### MATERIAL SHOWN
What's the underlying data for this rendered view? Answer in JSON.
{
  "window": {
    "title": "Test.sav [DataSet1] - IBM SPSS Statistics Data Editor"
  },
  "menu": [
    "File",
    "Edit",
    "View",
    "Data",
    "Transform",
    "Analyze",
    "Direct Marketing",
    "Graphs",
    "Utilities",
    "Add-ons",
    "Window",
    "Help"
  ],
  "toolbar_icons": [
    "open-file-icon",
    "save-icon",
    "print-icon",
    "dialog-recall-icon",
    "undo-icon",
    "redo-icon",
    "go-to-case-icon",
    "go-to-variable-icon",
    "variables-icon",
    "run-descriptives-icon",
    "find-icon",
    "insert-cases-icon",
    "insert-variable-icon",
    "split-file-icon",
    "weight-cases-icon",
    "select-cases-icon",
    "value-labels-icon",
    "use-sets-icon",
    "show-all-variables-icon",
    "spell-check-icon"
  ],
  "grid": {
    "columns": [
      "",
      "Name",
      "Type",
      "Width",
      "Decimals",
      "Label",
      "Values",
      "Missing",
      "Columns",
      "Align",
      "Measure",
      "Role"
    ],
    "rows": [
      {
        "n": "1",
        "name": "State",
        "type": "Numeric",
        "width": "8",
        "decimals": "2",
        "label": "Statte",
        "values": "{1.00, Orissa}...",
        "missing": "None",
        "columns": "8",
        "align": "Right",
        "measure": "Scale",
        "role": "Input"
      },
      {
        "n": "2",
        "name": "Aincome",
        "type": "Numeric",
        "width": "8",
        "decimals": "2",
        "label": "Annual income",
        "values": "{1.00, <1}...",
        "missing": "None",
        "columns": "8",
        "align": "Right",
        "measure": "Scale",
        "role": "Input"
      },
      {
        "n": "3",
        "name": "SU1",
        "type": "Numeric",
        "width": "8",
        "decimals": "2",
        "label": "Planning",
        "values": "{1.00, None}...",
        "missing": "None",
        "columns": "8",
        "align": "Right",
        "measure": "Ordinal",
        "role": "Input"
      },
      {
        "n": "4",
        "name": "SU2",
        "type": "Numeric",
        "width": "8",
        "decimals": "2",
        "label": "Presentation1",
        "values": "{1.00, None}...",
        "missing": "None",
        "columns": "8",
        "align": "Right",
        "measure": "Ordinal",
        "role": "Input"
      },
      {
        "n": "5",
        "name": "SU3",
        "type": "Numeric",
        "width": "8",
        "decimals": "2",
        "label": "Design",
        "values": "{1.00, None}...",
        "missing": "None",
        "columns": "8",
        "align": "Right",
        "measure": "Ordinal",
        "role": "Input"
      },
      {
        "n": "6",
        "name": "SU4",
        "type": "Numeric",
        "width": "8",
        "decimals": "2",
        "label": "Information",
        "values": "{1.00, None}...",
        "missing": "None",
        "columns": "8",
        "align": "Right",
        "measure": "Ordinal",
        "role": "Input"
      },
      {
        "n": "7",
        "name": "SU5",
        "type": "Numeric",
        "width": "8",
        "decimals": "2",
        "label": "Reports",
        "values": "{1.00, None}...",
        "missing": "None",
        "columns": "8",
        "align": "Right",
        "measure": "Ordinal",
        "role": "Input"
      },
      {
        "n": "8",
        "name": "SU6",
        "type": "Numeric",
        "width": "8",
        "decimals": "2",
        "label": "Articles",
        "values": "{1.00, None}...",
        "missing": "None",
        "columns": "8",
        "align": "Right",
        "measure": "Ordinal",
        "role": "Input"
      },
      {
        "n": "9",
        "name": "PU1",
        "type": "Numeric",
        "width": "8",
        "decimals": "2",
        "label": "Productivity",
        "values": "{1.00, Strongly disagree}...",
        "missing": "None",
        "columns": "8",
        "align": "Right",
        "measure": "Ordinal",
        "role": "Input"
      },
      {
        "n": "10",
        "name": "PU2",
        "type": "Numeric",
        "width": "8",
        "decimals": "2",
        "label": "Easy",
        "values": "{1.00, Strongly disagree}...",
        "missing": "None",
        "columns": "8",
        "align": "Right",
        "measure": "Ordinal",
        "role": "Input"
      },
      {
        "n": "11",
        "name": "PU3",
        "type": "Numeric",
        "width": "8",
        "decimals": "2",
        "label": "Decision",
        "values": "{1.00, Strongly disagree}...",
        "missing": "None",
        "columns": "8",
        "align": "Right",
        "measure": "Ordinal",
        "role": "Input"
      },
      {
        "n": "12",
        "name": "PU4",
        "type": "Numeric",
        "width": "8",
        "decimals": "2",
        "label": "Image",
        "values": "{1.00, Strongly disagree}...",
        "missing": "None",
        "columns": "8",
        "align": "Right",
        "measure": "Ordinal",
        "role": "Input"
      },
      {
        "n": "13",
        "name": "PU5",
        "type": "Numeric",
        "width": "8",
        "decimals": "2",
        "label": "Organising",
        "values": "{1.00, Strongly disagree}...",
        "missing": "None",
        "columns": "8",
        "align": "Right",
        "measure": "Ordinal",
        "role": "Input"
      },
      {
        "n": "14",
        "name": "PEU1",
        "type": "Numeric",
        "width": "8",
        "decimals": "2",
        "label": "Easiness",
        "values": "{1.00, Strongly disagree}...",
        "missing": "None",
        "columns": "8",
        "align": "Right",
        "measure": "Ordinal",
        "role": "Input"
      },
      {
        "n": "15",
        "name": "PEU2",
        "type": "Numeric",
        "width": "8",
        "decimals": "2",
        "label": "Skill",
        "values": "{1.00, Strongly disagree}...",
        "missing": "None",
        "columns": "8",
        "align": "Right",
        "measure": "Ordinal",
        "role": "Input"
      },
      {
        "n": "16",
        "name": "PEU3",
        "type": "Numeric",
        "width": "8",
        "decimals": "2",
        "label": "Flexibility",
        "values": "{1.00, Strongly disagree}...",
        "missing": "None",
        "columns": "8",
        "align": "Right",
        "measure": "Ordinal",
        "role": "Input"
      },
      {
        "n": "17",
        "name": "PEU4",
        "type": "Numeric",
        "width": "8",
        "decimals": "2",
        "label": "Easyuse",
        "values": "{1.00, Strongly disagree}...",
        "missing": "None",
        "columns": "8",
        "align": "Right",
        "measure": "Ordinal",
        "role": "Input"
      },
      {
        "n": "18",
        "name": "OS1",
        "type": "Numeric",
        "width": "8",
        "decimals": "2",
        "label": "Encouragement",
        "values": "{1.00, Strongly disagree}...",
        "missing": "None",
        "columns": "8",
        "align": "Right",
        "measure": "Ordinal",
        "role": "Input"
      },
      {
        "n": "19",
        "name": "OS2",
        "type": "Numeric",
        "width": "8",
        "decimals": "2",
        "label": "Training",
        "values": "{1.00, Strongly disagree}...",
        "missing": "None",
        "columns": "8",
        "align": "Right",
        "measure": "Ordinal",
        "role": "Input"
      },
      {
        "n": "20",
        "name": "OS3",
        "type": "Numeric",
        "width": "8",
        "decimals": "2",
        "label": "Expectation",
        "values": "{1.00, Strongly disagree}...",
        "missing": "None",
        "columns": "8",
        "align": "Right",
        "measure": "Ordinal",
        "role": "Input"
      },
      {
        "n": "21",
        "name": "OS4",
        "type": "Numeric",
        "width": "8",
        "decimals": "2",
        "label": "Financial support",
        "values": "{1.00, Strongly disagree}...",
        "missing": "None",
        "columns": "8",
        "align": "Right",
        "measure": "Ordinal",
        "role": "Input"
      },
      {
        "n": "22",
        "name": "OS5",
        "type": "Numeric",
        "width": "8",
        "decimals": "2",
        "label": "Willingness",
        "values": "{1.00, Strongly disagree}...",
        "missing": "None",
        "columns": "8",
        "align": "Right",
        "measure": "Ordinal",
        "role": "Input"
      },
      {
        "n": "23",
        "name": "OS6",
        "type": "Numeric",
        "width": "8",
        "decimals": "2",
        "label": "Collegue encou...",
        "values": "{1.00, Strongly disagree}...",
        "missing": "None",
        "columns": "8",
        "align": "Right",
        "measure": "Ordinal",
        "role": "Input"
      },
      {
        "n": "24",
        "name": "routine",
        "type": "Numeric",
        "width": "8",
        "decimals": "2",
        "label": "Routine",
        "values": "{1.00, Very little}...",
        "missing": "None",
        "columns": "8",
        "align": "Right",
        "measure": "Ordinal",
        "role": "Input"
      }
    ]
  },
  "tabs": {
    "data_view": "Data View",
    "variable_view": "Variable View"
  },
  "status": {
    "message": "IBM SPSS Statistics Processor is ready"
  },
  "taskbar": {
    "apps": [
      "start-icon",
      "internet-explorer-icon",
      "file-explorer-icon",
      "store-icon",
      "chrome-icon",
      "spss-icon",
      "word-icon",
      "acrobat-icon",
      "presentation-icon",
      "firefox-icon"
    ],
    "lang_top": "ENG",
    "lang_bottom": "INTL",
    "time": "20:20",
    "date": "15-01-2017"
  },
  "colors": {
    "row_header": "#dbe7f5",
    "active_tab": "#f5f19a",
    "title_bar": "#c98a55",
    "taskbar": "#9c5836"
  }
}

### STATED GOAL
Take every line containing the word "cases" and copy it.

### RESULT FOR THIS TASK
    "insert-cases-icon",
    "weight-cases-icon",
    "select-cases-icon",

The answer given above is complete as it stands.